* start *

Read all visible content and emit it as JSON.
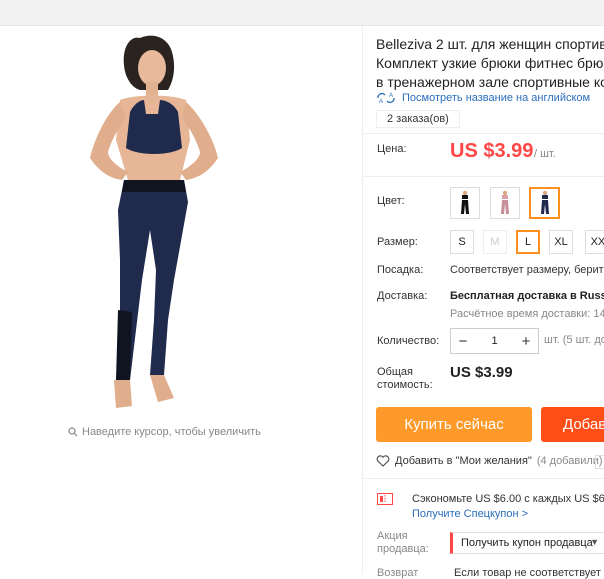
{
  "product": {
    "title_lines": [
      "Belleziva 2 шт. для женщин спортивный",
      "Комплект узкие брюки фитнес брюки",
      "в тренажерном зале спортивные ко"
    ],
    "translate_link": "Посмотреть название на английском",
    "orders": "2 заказа(ов)",
    "zoom_hint": "Наведите курсор, чтобы увеличить"
  },
  "price": {
    "label": "Цена:",
    "value": "US $3.99",
    "unit": "/ шт."
  },
  "color": {
    "label": "Цвет:",
    "swatches": [
      {
        "name": "black",
        "selected": false
      },
      {
        "name": "pink",
        "selected": false
      },
      {
        "name": "navy",
        "selected": true
      }
    ]
  },
  "size": {
    "label": "Размер:",
    "options": [
      {
        "label": "S",
        "state": "normal"
      },
      {
        "label": "M",
        "state": "disabled"
      },
      {
        "label": "L",
        "state": "selected"
      },
      {
        "label": "XL",
        "state": "normal"
      },
      {
        "label": "XXL",
        "state": "normal"
      }
    ]
  },
  "fit": {
    "label": "Посадка:",
    "value": "Соответствует размеру, берите"
  },
  "shipping": {
    "label": "Доставка:",
    "value": "Бесплатная доставка в Russia",
    "estimate": "Расчётное время доставки: 14"
  },
  "quantity": {
    "label": "Количество:",
    "value": "1",
    "minus": "−",
    "plus": "+",
    "note": "шт. (5 шт. до"
  },
  "total": {
    "label": "Общая стоимость:",
    "value": "US $3.99"
  },
  "actions": {
    "buy_now": "Купить сейчас",
    "add_to_cart": "Добав"
  },
  "wishlist": {
    "label": "Добавить в \"Мои желания\"",
    "count": "(4 добавили)"
  },
  "coupon": {
    "save_text": "Сэкономьте US $6.00 с каждых US $65.",
    "link": "Получите Спецкупон >",
    "seller_label": "Акция продавца:",
    "get_coupon": "Получить купон продавца",
    "bottom_label": "Возврат",
    "bottom_value": "Если товар не соответствует"
  },
  "colors": {
    "accent_orange": "#ff9a2a",
    "price_red": "#ff4747",
    "link_blue": "#2a6ebb",
    "cart_red": "#ff4e18"
  }
}
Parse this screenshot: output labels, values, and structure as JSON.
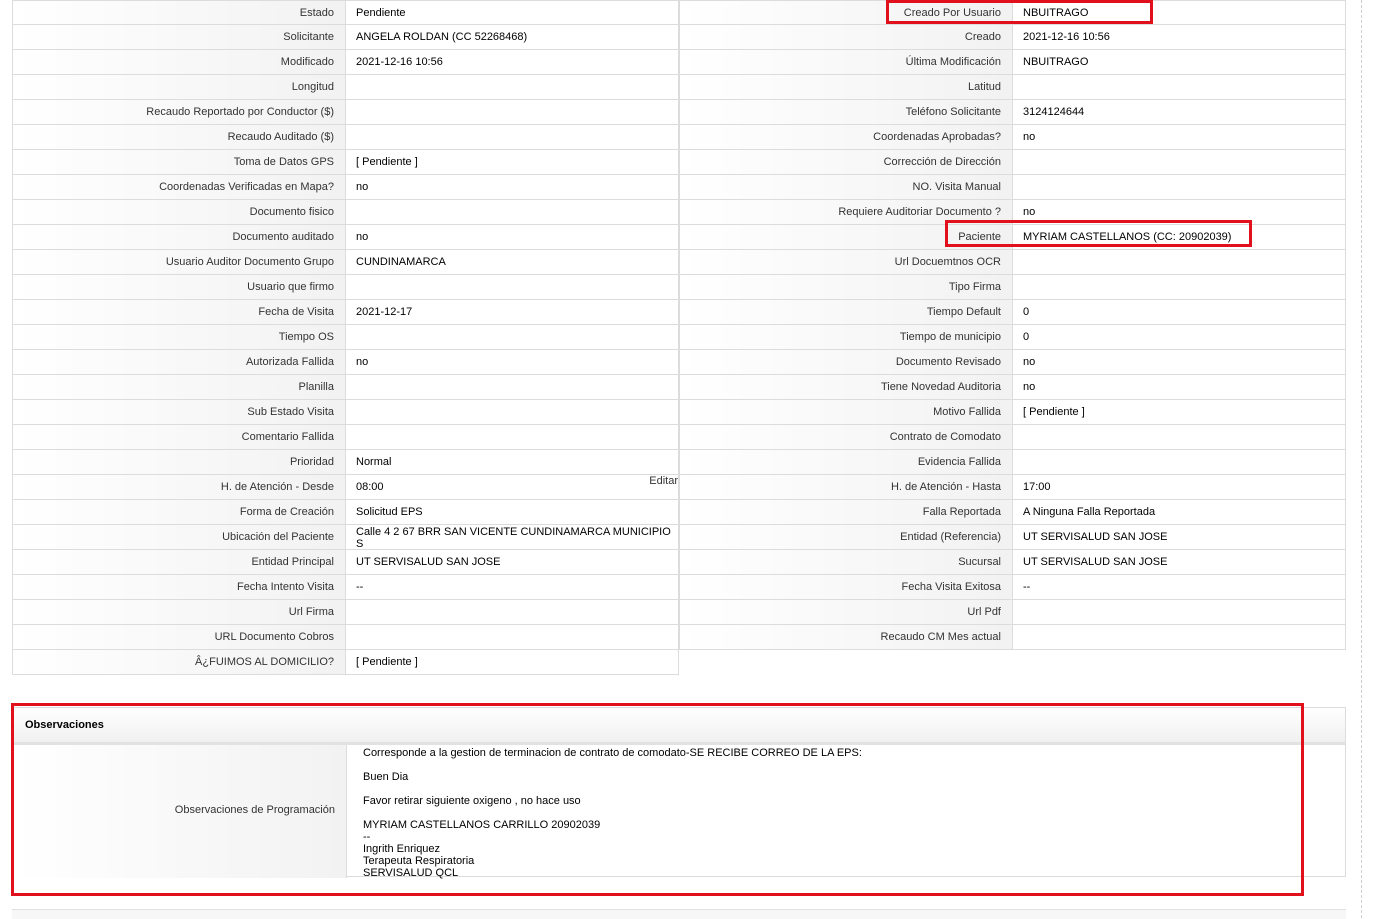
{
  "rows": [
    {
      "l1": "Estado",
      "v1": "Pendiente",
      "l2": "Creado Por Usuario",
      "v2": "NBUITRAGO"
    },
    {
      "l1": "Solicitante",
      "v1": "ANGELA ROLDAN (CC 52268468)",
      "l2": "Creado",
      "v2": "2021-12-16 10:56"
    },
    {
      "l1": "Modificado",
      "v1": "2021-12-16 10:56",
      "l2": "Última Modificación",
      "v2": " NBUITRAGO"
    },
    {
      "l1": "Longitud",
      "v1": "",
      "l2": "Latitud",
      "v2": ""
    },
    {
      "l1": "Recaudo Reportado por Conductor ($)",
      "v1": "",
      "l2": "Teléfono Solicitante",
      "v2": "3124124644"
    },
    {
      "l1": "Recaudo Auditado ($)",
      "v1": "",
      "l2": "Coordenadas Aprobadas?",
      "v2": " no"
    },
    {
      "l1": "Toma de Datos GPS",
      "v1": "[ Pendiente ]",
      "l2": "Corrección de Dirección",
      "v2": ""
    },
    {
      "l1": "Coordenadas Verificadas en Mapa?",
      "v1": " no",
      "l2": "NO. Visita Manual",
      "v2": ""
    },
    {
      "l1": "Documento fisico",
      "v1": "",
      "l2": "Requiere Auditoriar Documento ?",
      "v2": " no"
    },
    {
      "l1": "Documento auditado",
      "v1": " no",
      "l2": "Paciente",
      "v2": "MYRIAM CASTELLANOS (CC: 20902039)"
    },
    {
      "l1": "Usuario Auditor Documento Grupo",
      "v1": "CUNDINAMARCA",
      "l2": "Url Docuemtnos OCR",
      "v2": ""
    },
    {
      "l1": "Usuario que firmo",
      "v1": "",
      "l2": "Tipo Firma",
      "v2": ""
    },
    {
      "l1": "Fecha de Visita",
      "v1": " 2021-12-17",
      "l2": "Tiempo Default",
      "v2": "0"
    },
    {
      "l1": "Tiempo OS",
      "v1": "",
      "l2": "Tiempo de municipio",
      "v2": "0"
    },
    {
      "l1": "Autorizada Fallida",
      "v1": " no",
      "l2": "Documento Revisado",
      "v2": " no"
    },
    {
      "l1": "Planilla",
      "v1": "",
      "l2": "Tiene Novedad Auditoria",
      "v2": " no"
    },
    {
      "l1": "Sub Estado Visita",
      "v1": "",
      "l2": "Motivo Fallida",
      "v2": "[ Pendiente ]"
    },
    {
      "l1": "Comentario Fallida",
      "v1": "",
      "l2": "Contrato de Comodato",
      "v2": ""
    },
    {
      "l1": "Prioridad",
      "v1": "Normal",
      "l2": "Evidencia Fallida",
      "v2": ""
    },
    {
      "l1": "H. de Atención - Desde",
      "v1": "08:00",
      "l2": "H. de Atención - Hasta",
      "v2": "17:00"
    },
    {
      "l1": "Forma de Creación",
      "v1": "Solicitud EPS",
      "l2": "Falla Reportada",
      "v2": "A Ninguna Falla Reportada"
    },
    {
      "l1": "Ubicación del Paciente",
      "v1": "Calle 4 2 67 BRR SAN VICENTE CUNDINAMARCA MUNICIPIO S",
      "l2": "Entidad (Referencia)",
      "v2": "UT SERVISALUD SAN JOSE"
    },
    {
      "l1": "Entidad Principal",
      "v1": "UT SERVISALUD SAN JOSE",
      "l2": "Sucursal",
      "v2": "UT SERVISALUD SAN JOSE"
    },
    {
      "l1": "Fecha Intento Visita",
      "v1": " --",
      "l2": "Fecha Visita Exitosa",
      "v2": " --"
    },
    {
      "l1": "Url Firma",
      "v1": "",
      "l2": "Url Pdf",
      "v2": ""
    },
    {
      "l1": "URL Documento Cobros",
      "v1": "",
      "l2": "Recaudo CM Mes actual",
      "v2": ""
    },
    {
      "l1": "Â¿FUIMOS AL DOMICILIO?",
      "v1": "[ Pendiente ]",
      "l2": null,
      "v2": null
    }
  ],
  "edit_link": "Editar",
  "observaciones": {
    "title": "Observaciones",
    "label": "Observaciones de Programación",
    "lines": [
      "Corresponde a la gestion de terminacion de contrato de comodato-SE RECIBE CORREO DE LA EPS:",
      "",
      "Buen Dia",
      "",
      "Favor retirar siguiente oxigeno , no hace uso",
      "",
      "MYRIAM CASTELLANOS CARRILLO 20902039",
      "--",
      "Ingrith Enriquez",
      "Terapeuta Respiratoria",
      "SERVISALUD QCL"
    ]
  },
  "highlight_color": "#e0101c"
}
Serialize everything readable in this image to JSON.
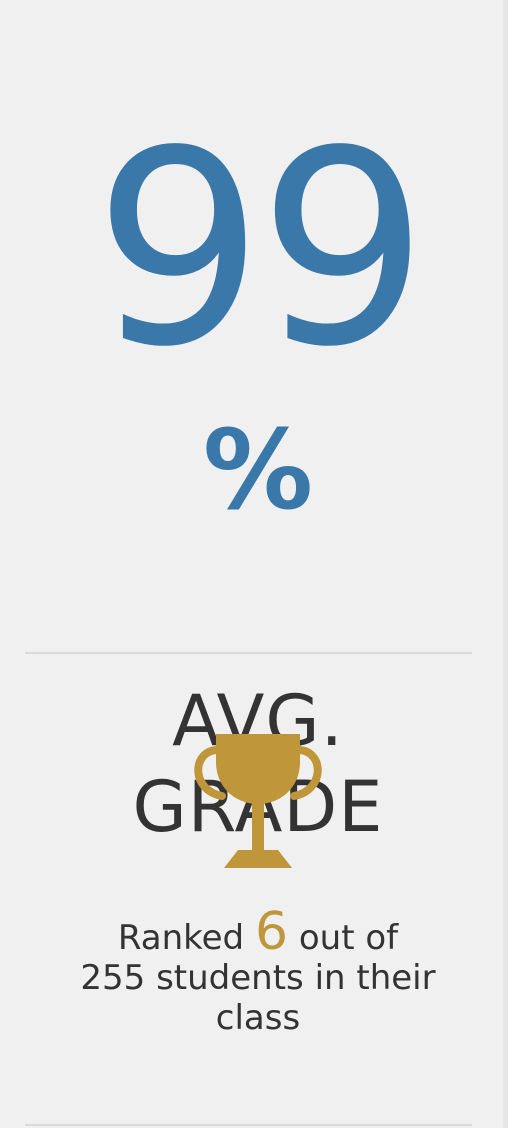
{
  "stat": {
    "value": "99",
    "unit": "%",
    "label_line1": "AVG.",
    "label_line2": "GRADE",
    "trophy_color": "#bf963a",
    "value_color": "#3a78a9"
  },
  "rank": {
    "prefix": "Ranked",
    "position": "6",
    "middle": "out of",
    "total_text": "255 students in their class"
  },
  "icons": {
    "trophy": "trophy-icon"
  }
}
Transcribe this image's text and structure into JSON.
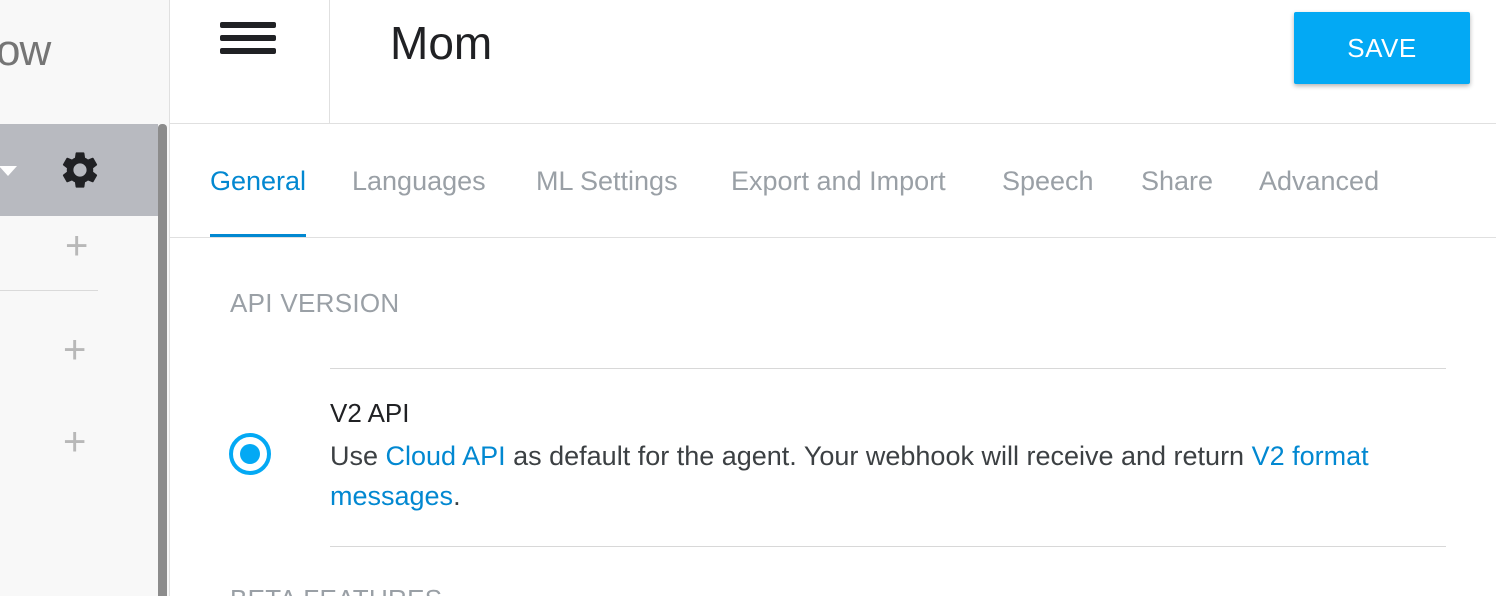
{
  "sidebar": {
    "brand_fragment": "ow",
    "agent_dropdown_icon": "caret-down-icon",
    "settings_icon": "gear-icon",
    "add_icon": "+",
    "add_buttons": [
      "+",
      "+",
      "+"
    ]
  },
  "header": {
    "menu_icon": "hamburger-menu-icon",
    "agent_name": "Mom",
    "save_label": "SAVE"
  },
  "tabs": [
    {
      "label": "General",
      "active": true
    },
    {
      "label": "Languages",
      "active": false
    },
    {
      "label": "ML Settings",
      "active": false
    },
    {
      "label": "Export and Import",
      "active": false
    },
    {
      "label": "Speech",
      "active": false
    },
    {
      "label": "Share",
      "active": false
    },
    {
      "label": "Advanced",
      "active": false
    }
  ],
  "content": {
    "api_version_title": "API VERSION",
    "option": {
      "title": "V2 API",
      "selected": true,
      "desc_before": "Use ",
      "link1": "Cloud API",
      "desc_middle": " as default for the agent. Your webhook will receive and return ",
      "link2": "V2 format messages",
      "desc_after": "."
    },
    "beta_title": "BETA FEATURES"
  },
  "colors": {
    "accent": "#03a9f4",
    "link": "#0288d1",
    "muted": "#9aa0a6",
    "sidebar_agent_bar": "#b8bac0"
  }
}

* end *

Extract, character for character, every line from the one that holds "Serialize everything readable" through the end of the entries above. Include both boundary lines and no pictures.

Serialize everything readable in this image to JSON.
{
  "stat": {
    "value": "99",
    "unit": "%",
    "label_line1": "AVG.",
    "label_line2": "GRADE",
    "trophy_color": "#bf963a",
    "value_color": "#3a78a9"
  },
  "rank": {
    "prefix": "Ranked",
    "position": "6",
    "middle": "out of",
    "total_text": "255 students in their class"
  },
  "icons": {
    "trophy": "trophy-icon"
  }
}
Transcribe this image's text and structure into JSON.
{
  "sidebar": {
    "brand_fragment": "ow",
    "agent_dropdown_icon": "caret-down-icon",
    "settings_icon": "gear-icon",
    "add_icon": "+",
    "add_buttons": [
      "+",
      "+",
      "+"
    ]
  },
  "header": {
    "menu_icon": "hamburger-menu-icon",
    "agent_name": "Mom",
    "save_label": "SAVE"
  },
  "tabs": [
    {
      "label": "General",
      "active": true
    },
    {
      "label": "Languages",
      "active": false
    },
    {
      "label": "ML Settings",
      "active": false
    },
    {
      "label": "Export and Import",
      "active": false
    },
    {
      "label": "Speech",
      "active": false
    },
    {
      "label": "Share",
      "active": false
    },
    {
      "label": "Advanced",
      "active": false
    }
  ],
  "content": {
    "api_version_title": "API VERSION",
    "option": {
      "title": "V2 API",
      "selected": true,
      "desc_before": "Use ",
      "link1": "Cloud API",
      "desc_middle": " as default for the agent. Your webhook will receive and return ",
      "link2": "V2 format messages",
      "desc_after": "."
    },
    "beta_title": "BETA FEATURES"
  },
  "colors": {
    "accent": "#03a9f4",
    "link": "#0288d1",
    "muted": "#9aa0a6",
    "sidebar_agent_bar": "#b8bac0"
  }
}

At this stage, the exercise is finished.